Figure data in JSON
::::

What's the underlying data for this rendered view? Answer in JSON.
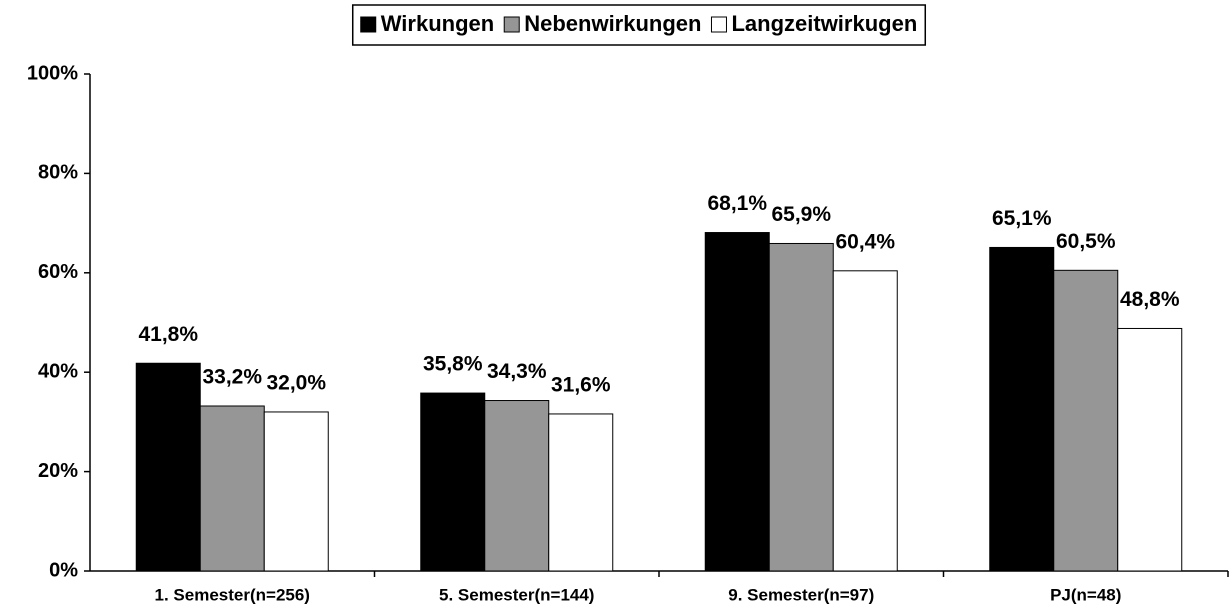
{
  "chart_data": {
    "type": "bar",
    "categories": [
      "1. Semester(n=256)",
      "5. Semester(n=144)",
      "9. Semester(n=97)",
      "PJ(n=48)"
    ],
    "series": [
      {
        "name": "Wirkungen",
        "color": "#000000",
        "values": [
          41.8,
          35.8,
          68.1,
          65.1
        ],
        "value_labels": [
          "41,8%",
          "35,8%",
          "68,1%",
          "65,1%"
        ]
      },
      {
        "name": "Nebenwirkungen",
        "color": "#969696",
        "values": [
          33.2,
          34.3,
          65.9,
          60.5
        ],
        "value_labels": [
          "33,2%",
          "34,3%",
          "65,9%",
          "60,5%"
        ]
      },
      {
        "name": "Langzeitwirkugen",
        "color": "#ffffff",
        "values": [
          32.0,
          31.6,
          60.4,
          48.8
        ],
        "value_labels": [
          "32,0%",
          "31,6%",
          "60,4%",
          "48,8%"
        ]
      }
    ],
    "ylim": [
      0,
      100
    ],
    "yticks": [
      {
        "value": 0,
        "label": "0%"
      },
      {
        "value": 20,
        "label": "20%"
      },
      {
        "value": 40,
        "label": "40%"
      },
      {
        "value": 60,
        "label": "60%"
      },
      {
        "value": 80,
        "label": "80%"
      },
      {
        "value": 100,
        "label": "100%"
      }
    ],
    "grid": false,
    "legend": "top"
  }
}
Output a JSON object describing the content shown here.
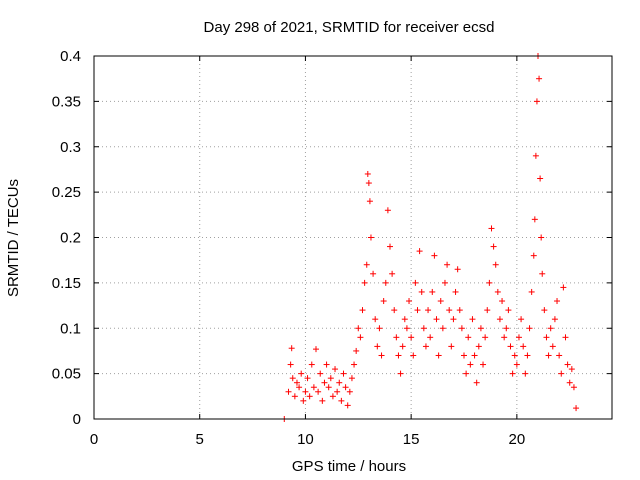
{
  "chart_data": {
    "type": "scatter",
    "title": "Day 298 of 2021, SRMTID for receiver ecsd",
    "xlabel": "GPS time / hours",
    "ylabel": "SRMTID / TECUs",
    "xlim": [
      0,
      24.5
    ],
    "ylim": [
      0,
      0.4
    ],
    "grid": true,
    "marker": "+",
    "color": "#ff0000",
    "x_ticks": [
      0,
      5,
      10,
      15,
      20
    ],
    "x_tick_labels": [
      "0",
      "5",
      "10",
      "15",
      "20"
    ],
    "y_ticks": [
      0,
      0.05,
      0.1,
      0.15,
      0.2,
      0.25,
      0.3,
      0.35,
      0.4
    ],
    "y_tick_labels": [
      "0",
      "0.05",
      "0.1",
      "0.15",
      "0.2",
      "0.25",
      "0.3",
      "0.35",
      "0.4"
    ],
    "series": [
      {
        "name": "SRMTID",
        "points": [
          [
            9.0,
            0.0
          ],
          [
            9.2,
            0.03
          ],
          [
            9.3,
            0.06
          ],
          [
            9.35,
            0.078
          ],
          [
            9.4,
            0.045
          ],
          [
            9.5,
            0.025
          ],
          [
            9.6,
            0.04
          ],
          [
            9.7,
            0.035
          ],
          [
            9.8,
            0.05
          ],
          [
            9.9,
            0.02
          ],
          [
            10.0,
            0.03
          ],
          [
            10.1,
            0.045
          ],
          [
            10.2,
            0.025
          ],
          [
            10.3,
            0.06
          ],
          [
            10.4,
            0.035
          ],
          [
            10.5,
            0.077
          ],
          [
            10.6,
            0.03
          ],
          [
            10.7,
            0.05
          ],
          [
            10.8,
            0.02
          ],
          [
            10.9,
            0.04
          ],
          [
            11.0,
            0.06
          ],
          [
            11.1,
            0.035
          ],
          [
            11.2,
            0.045
          ],
          [
            11.3,
            0.025
          ],
          [
            11.4,
            0.055
          ],
          [
            11.5,
            0.03
          ],
          [
            11.6,
            0.04
          ],
          [
            11.7,
            0.02
          ],
          [
            11.8,
            0.05
          ],
          [
            11.9,
            0.035
          ],
          [
            12.0,
            0.015
          ],
          [
            12.1,
            0.03
          ],
          [
            12.2,
            0.045
          ],
          [
            12.3,
            0.06
          ],
          [
            12.4,
            0.075
          ],
          [
            12.5,
            0.1
          ],
          [
            12.6,
            0.09
          ],
          [
            12.7,
            0.12
          ],
          [
            12.8,
            0.15
          ],
          [
            12.9,
            0.17
          ],
          [
            12.95,
            0.27
          ],
          [
            13.0,
            0.26
          ],
          [
            13.05,
            0.24
          ],
          [
            13.1,
            0.2
          ],
          [
            13.2,
            0.16
          ],
          [
            13.3,
            0.11
          ],
          [
            13.4,
            0.08
          ],
          [
            13.5,
            0.1
          ],
          [
            13.6,
            0.07
          ],
          [
            13.7,
            0.13
          ],
          [
            13.8,
            0.15
          ],
          [
            13.9,
            0.23
          ],
          [
            14.0,
            0.19
          ],
          [
            14.1,
            0.16
          ],
          [
            14.2,
            0.12
          ],
          [
            14.3,
            0.09
          ],
          [
            14.4,
            0.07
          ],
          [
            14.5,
            0.05
          ],
          [
            14.6,
            0.08
          ],
          [
            14.7,
            0.11
          ],
          [
            14.8,
            0.1
          ],
          [
            14.9,
            0.13
          ],
          [
            15.0,
            0.09
          ],
          [
            15.1,
            0.07
          ],
          [
            15.2,
            0.15
          ],
          [
            15.3,
            0.12
          ],
          [
            15.4,
            0.185
          ],
          [
            15.5,
            0.14
          ],
          [
            15.6,
            0.1
          ],
          [
            15.7,
            0.08
          ],
          [
            15.8,
            0.12
          ],
          [
            15.9,
            0.09
          ],
          [
            16.0,
            0.14
          ],
          [
            16.1,
            0.18
          ],
          [
            16.2,
            0.11
          ],
          [
            16.3,
            0.07
          ],
          [
            16.4,
            0.13
          ],
          [
            16.5,
            0.1
          ],
          [
            16.6,
            0.15
          ],
          [
            16.7,
            0.17
          ],
          [
            16.8,
            0.12
          ],
          [
            16.9,
            0.08
          ],
          [
            17.0,
            0.11
          ],
          [
            17.1,
            0.14
          ],
          [
            17.2,
            0.165
          ],
          [
            17.3,
            0.12
          ],
          [
            17.4,
            0.1
          ],
          [
            17.5,
            0.07
          ],
          [
            17.6,
            0.05
          ],
          [
            17.7,
            0.09
          ],
          [
            17.8,
            0.06
          ],
          [
            17.9,
            0.11
          ],
          [
            18.0,
            0.07
          ],
          [
            18.1,
            0.04
          ],
          [
            18.2,
            0.08
          ],
          [
            18.3,
            0.1
          ],
          [
            18.4,
            0.06
          ],
          [
            18.5,
            0.09
          ],
          [
            18.6,
            0.12
          ],
          [
            18.7,
            0.15
          ],
          [
            18.8,
            0.21
          ],
          [
            18.9,
            0.19
          ],
          [
            19.0,
            0.17
          ],
          [
            19.1,
            0.14
          ],
          [
            19.2,
            0.11
          ],
          [
            19.3,
            0.13
          ],
          [
            19.4,
            0.09
          ],
          [
            19.5,
            0.1
          ],
          [
            19.6,
            0.12
          ],
          [
            19.7,
            0.08
          ],
          [
            19.8,
            0.05
          ],
          [
            19.9,
            0.07
          ],
          [
            20.0,
            0.06
          ],
          [
            20.1,
            0.09
          ],
          [
            20.2,
            0.11
          ],
          [
            20.3,
            0.08
          ],
          [
            20.4,
            0.05
          ],
          [
            20.5,
            0.07
          ],
          [
            20.6,
            0.1
          ],
          [
            20.7,
            0.14
          ],
          [
            20.8,
            0.18
          ],
          [
            20.85,
            0.22
          ],
          [
            20.9,
            0.29
          ],
          [
            20.95,
            0.35
          ],
          [
            21.0,
            0.4
          ],
          [
            21.05,
            0.375
          ],
          [
            21.1,
            0.265
          ],
          [
            21.15,
            0.2
          ],
          [
            21.2,
            0.16
          ],
          [
            21.3,
            0.12
          ],
          [
            21.4,
            0.09
          ],
          [
            21.5,
            0.07
          ],
          [
            21.6,
            0.1
          ],
          [
            21.7,
            0.08
          ],
          [
            21.8,
            0.11
          ],
          [
            21.9,
            0.13
          ],
          [
            22.0,
            0.07
          ],
          [
            22.1,
            0.05
          ],
          [
            22.2,
            0.145
          ],
          [
            22.3,
            0.09
          ],
          [
            22.4,
            0.06
          ],
          [
            22.5,
            0.04
          ],
          [
            22.6,
            0.055
          ],
          [
            22.7,
            0.035
          ],
          [
            22.8,
            0.012
          ]
        ]
      }
    ]
  }
}
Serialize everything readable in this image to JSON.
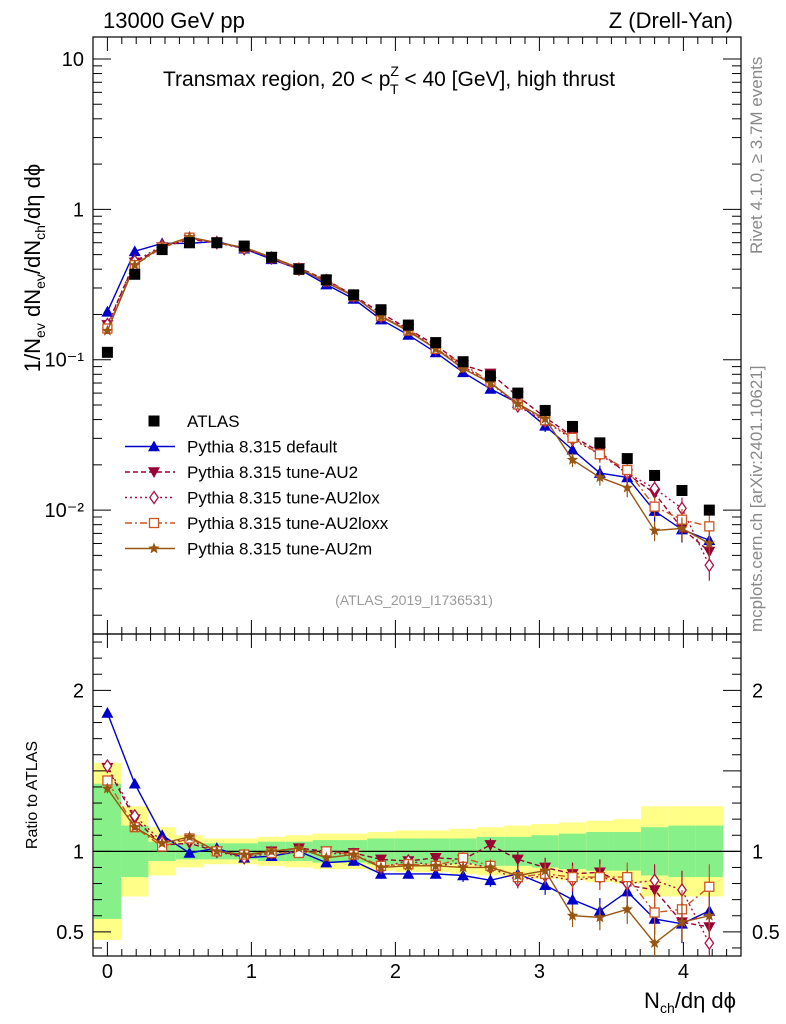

::::

§ EXERCISE DIRECTIONS
Identify all lines where the word "color" shows up. Copy them.

§ FULL OUTPUT
        "color": "#000000",
        "color": "#969696",
        "color": "#ffffff",
    "color": "#ff0000",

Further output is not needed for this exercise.